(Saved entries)
------
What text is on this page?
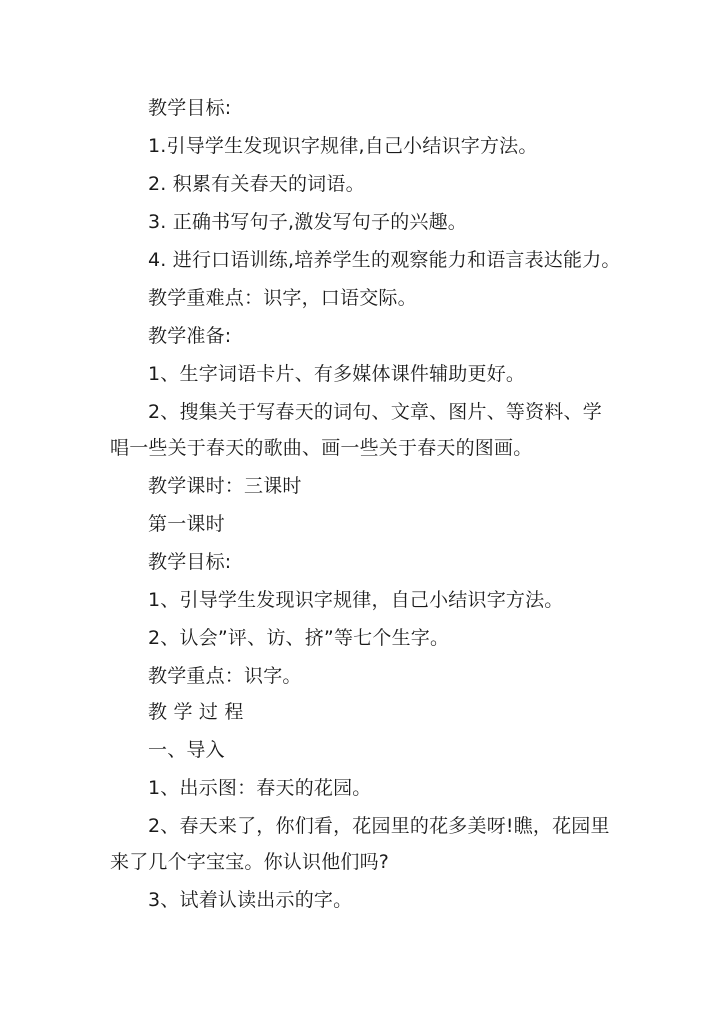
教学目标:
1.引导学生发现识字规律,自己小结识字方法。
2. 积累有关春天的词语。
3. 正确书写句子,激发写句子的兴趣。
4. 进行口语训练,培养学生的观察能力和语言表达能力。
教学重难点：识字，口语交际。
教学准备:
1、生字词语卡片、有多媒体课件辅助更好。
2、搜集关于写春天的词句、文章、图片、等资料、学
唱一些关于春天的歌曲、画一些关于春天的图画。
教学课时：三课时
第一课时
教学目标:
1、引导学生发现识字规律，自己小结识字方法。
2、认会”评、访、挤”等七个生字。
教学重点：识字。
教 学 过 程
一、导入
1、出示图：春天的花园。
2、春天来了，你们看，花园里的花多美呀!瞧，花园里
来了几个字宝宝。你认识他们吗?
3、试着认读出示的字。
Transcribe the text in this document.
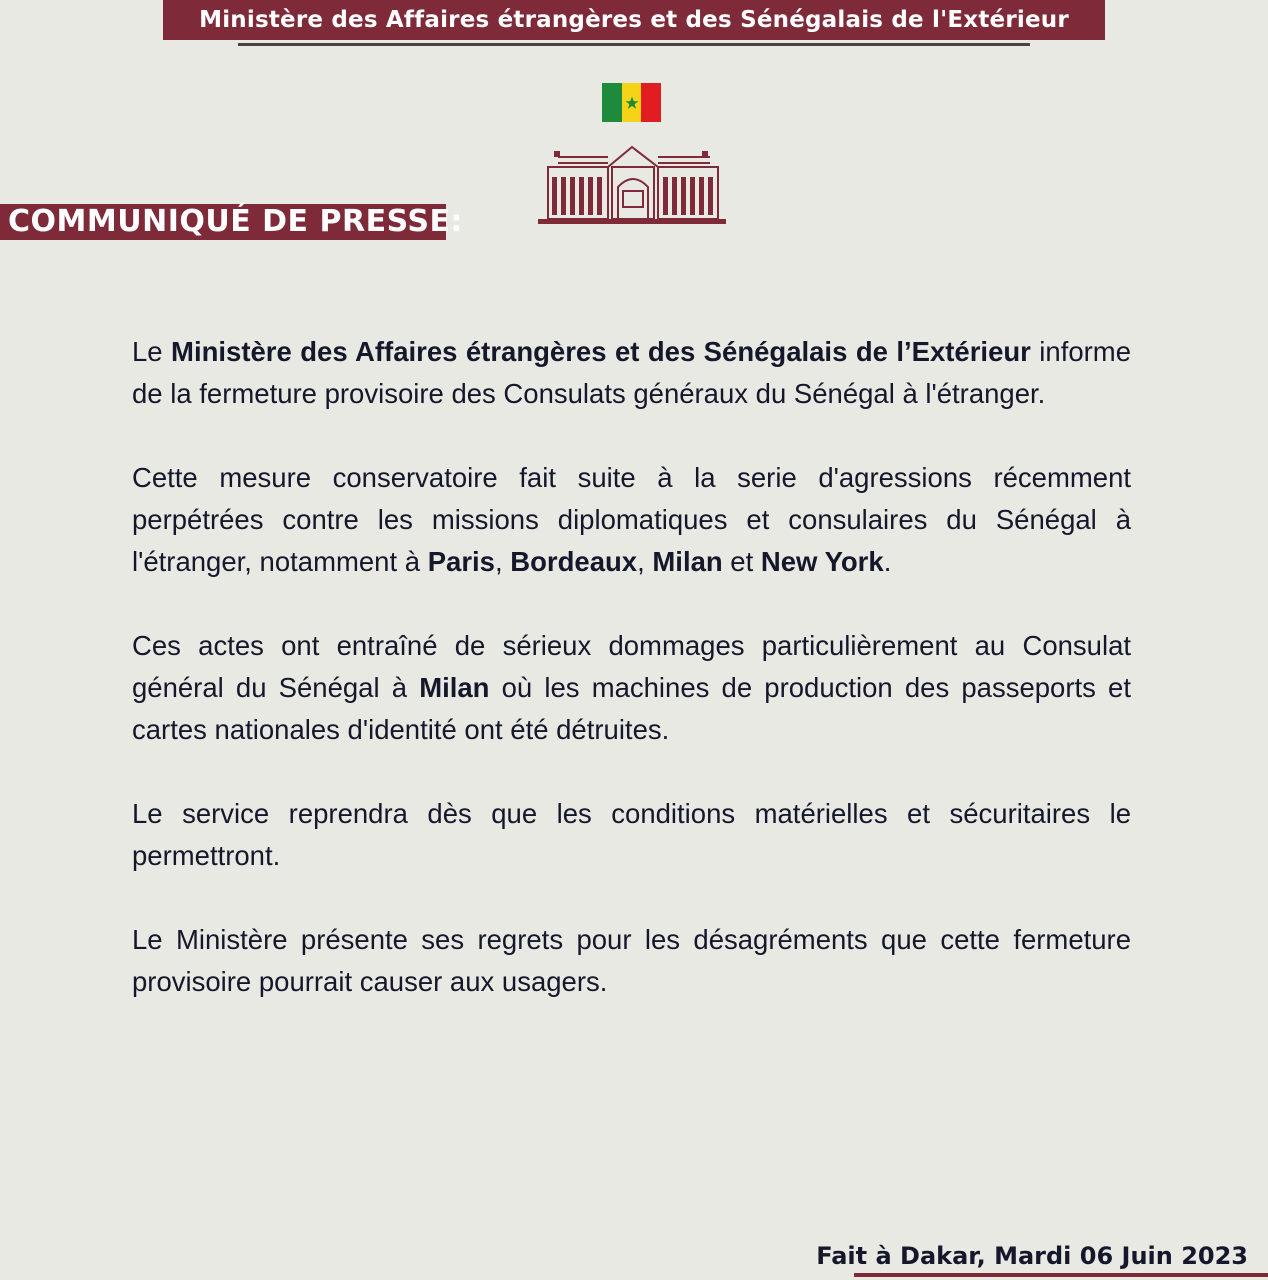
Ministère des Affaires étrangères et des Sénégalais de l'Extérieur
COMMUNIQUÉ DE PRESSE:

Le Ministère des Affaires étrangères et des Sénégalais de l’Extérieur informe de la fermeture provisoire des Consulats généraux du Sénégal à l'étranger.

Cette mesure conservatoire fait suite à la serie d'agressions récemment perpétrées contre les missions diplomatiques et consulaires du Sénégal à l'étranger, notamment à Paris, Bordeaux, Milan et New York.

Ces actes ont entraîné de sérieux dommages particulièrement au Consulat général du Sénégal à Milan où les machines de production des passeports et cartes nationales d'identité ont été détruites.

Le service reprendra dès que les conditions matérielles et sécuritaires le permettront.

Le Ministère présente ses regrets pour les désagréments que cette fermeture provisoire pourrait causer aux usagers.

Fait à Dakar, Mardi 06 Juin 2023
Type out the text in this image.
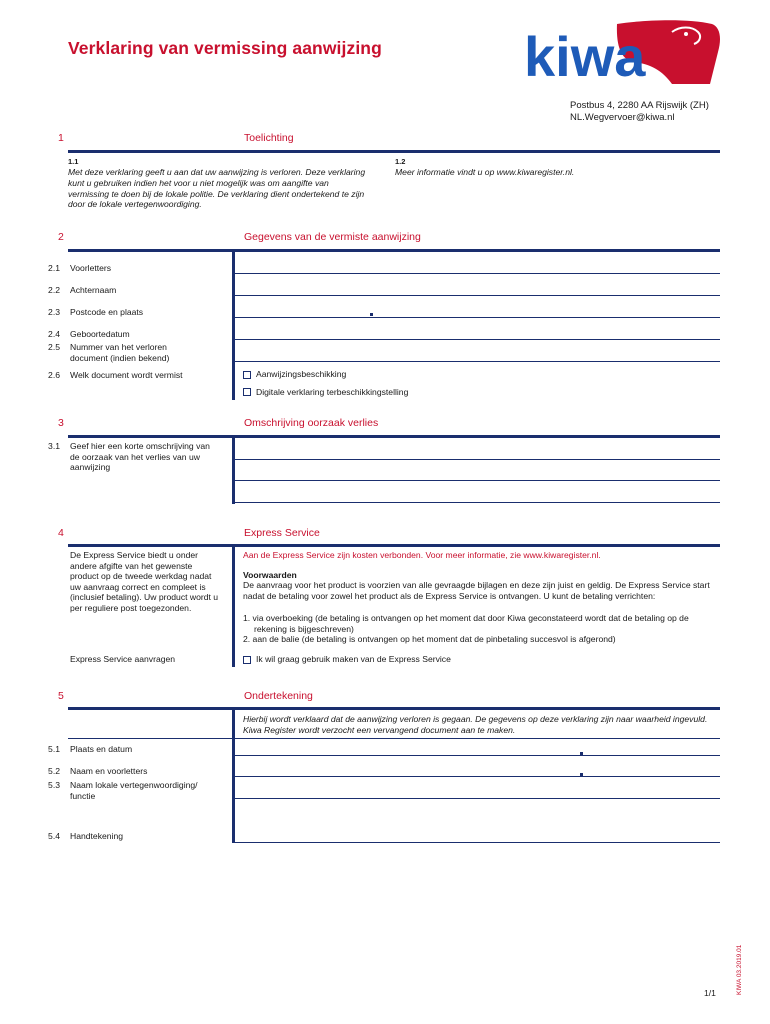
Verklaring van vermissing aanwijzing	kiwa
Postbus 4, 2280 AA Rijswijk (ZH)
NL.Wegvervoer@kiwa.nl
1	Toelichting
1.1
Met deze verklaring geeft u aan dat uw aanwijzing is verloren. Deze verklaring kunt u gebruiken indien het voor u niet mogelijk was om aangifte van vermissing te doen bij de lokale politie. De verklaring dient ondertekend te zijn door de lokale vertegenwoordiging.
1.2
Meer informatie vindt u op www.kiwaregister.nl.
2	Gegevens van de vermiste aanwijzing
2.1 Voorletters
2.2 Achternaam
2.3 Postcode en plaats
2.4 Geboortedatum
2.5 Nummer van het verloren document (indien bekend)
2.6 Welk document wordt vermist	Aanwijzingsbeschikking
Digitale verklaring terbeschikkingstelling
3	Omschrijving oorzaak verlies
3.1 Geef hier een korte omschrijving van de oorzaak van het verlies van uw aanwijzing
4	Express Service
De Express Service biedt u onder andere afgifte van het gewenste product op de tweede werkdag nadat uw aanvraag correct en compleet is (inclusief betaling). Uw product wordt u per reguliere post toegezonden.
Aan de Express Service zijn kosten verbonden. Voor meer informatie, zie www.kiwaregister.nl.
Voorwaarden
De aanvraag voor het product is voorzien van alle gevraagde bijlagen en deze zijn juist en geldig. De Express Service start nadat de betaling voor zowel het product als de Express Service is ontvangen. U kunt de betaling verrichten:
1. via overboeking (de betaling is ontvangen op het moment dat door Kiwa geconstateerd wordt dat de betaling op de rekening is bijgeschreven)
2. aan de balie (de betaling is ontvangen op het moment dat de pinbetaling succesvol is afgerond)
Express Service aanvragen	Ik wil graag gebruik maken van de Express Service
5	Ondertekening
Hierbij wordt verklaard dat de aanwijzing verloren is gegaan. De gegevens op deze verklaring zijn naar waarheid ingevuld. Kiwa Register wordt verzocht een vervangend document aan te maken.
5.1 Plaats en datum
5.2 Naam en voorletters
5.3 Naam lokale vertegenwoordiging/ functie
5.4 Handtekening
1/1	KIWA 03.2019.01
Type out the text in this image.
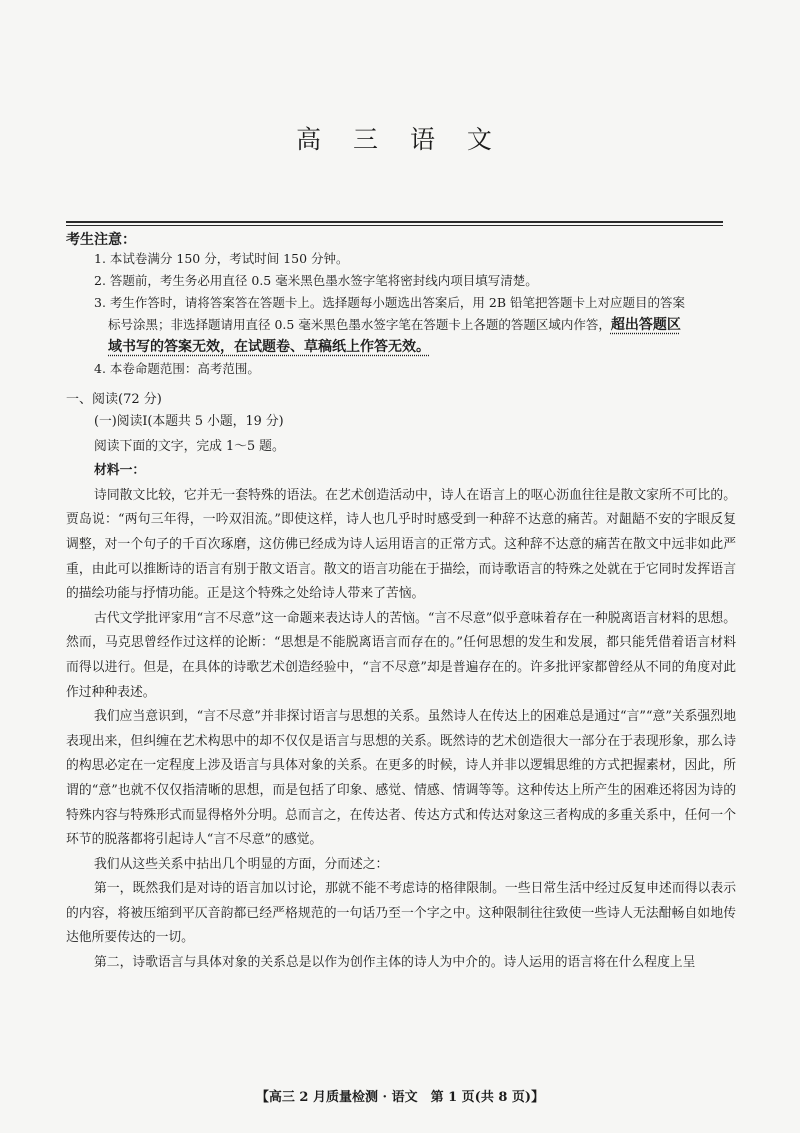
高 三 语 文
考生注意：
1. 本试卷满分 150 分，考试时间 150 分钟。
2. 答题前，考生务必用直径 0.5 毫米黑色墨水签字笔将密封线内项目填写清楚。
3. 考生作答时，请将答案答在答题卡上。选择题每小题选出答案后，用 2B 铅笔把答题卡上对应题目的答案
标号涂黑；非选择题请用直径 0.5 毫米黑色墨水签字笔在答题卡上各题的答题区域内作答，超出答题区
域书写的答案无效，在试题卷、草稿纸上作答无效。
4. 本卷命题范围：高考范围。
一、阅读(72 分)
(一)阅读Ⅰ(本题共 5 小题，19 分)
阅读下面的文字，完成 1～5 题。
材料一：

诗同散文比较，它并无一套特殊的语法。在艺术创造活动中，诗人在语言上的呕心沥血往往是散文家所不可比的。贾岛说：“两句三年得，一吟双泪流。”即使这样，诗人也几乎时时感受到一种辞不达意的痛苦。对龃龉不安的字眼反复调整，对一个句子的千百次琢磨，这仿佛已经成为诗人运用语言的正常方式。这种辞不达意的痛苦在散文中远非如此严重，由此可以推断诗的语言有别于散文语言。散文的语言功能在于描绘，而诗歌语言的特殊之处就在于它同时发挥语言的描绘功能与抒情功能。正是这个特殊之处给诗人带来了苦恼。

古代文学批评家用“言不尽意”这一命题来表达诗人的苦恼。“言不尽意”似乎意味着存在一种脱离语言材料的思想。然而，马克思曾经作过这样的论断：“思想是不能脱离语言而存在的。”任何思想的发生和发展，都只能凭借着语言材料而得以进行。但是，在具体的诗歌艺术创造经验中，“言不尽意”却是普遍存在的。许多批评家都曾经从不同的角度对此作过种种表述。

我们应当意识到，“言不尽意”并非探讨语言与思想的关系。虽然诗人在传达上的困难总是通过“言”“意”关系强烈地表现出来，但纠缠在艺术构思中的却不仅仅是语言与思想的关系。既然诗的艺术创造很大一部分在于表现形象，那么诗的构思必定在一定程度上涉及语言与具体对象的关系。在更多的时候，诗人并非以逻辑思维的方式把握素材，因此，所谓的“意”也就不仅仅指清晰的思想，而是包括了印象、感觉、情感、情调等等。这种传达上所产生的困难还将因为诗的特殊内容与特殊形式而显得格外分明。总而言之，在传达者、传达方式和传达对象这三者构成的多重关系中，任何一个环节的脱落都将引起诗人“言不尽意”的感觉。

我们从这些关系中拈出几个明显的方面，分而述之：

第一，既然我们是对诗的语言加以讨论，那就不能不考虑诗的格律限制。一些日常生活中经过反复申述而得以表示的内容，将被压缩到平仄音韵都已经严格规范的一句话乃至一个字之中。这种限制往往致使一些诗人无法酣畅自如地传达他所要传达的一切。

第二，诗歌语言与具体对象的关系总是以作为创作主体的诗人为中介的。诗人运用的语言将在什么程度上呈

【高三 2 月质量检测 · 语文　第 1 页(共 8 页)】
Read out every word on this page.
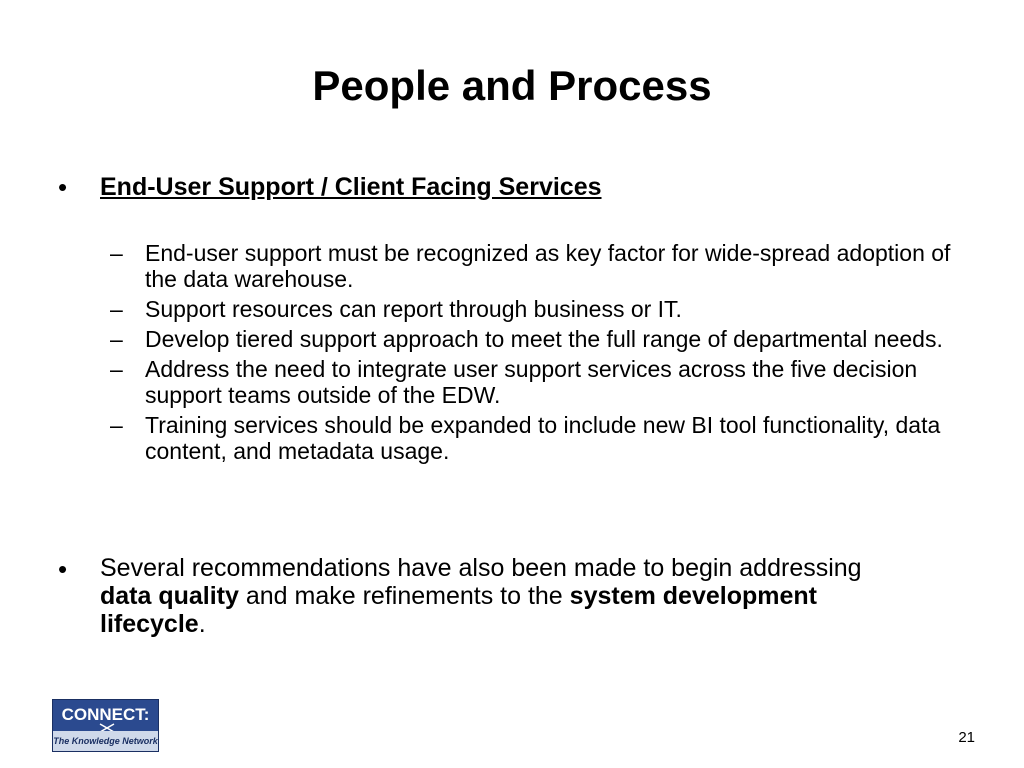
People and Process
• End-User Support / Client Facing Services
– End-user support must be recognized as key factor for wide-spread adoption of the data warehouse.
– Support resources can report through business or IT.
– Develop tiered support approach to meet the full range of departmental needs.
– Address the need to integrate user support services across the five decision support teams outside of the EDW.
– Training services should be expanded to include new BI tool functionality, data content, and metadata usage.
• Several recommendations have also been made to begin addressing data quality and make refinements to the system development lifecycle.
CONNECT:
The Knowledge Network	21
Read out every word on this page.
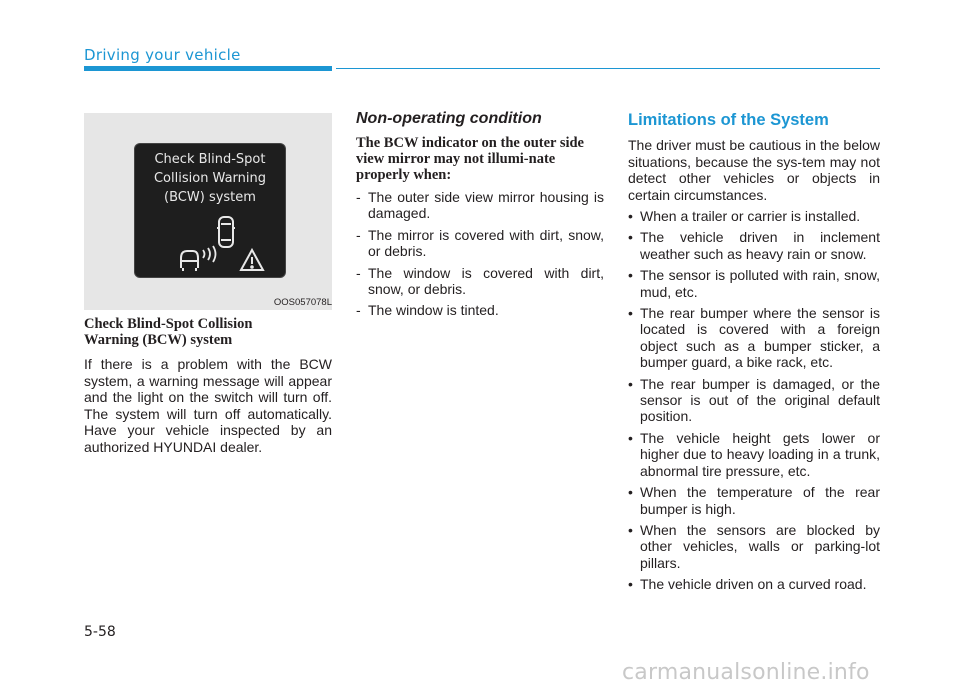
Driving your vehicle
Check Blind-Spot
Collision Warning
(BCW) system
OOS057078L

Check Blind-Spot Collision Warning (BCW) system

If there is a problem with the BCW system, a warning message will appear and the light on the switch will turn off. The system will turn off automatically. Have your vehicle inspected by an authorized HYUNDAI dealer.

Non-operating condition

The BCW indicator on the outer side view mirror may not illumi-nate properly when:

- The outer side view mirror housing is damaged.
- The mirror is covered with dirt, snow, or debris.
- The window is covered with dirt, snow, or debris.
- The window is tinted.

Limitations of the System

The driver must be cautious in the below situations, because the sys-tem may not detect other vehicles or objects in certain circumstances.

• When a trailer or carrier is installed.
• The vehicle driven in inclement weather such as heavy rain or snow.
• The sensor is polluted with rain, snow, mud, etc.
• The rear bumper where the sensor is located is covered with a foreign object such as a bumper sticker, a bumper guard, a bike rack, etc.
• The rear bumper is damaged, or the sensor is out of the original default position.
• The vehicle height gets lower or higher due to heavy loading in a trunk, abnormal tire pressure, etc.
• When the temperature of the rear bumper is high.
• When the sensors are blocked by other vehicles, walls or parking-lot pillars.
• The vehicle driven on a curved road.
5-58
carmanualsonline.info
------
Where a line in the material above holds "étrangères", copy that line.

Ministère des Affaires étrangères et des Sénégalais de l'Extérieur
Le Ministère des Affaires étrangères et des Sénégalais de l’Extérieur informe de la fermeture provisoire des Consulats généraux du Sénégal à l'étranger.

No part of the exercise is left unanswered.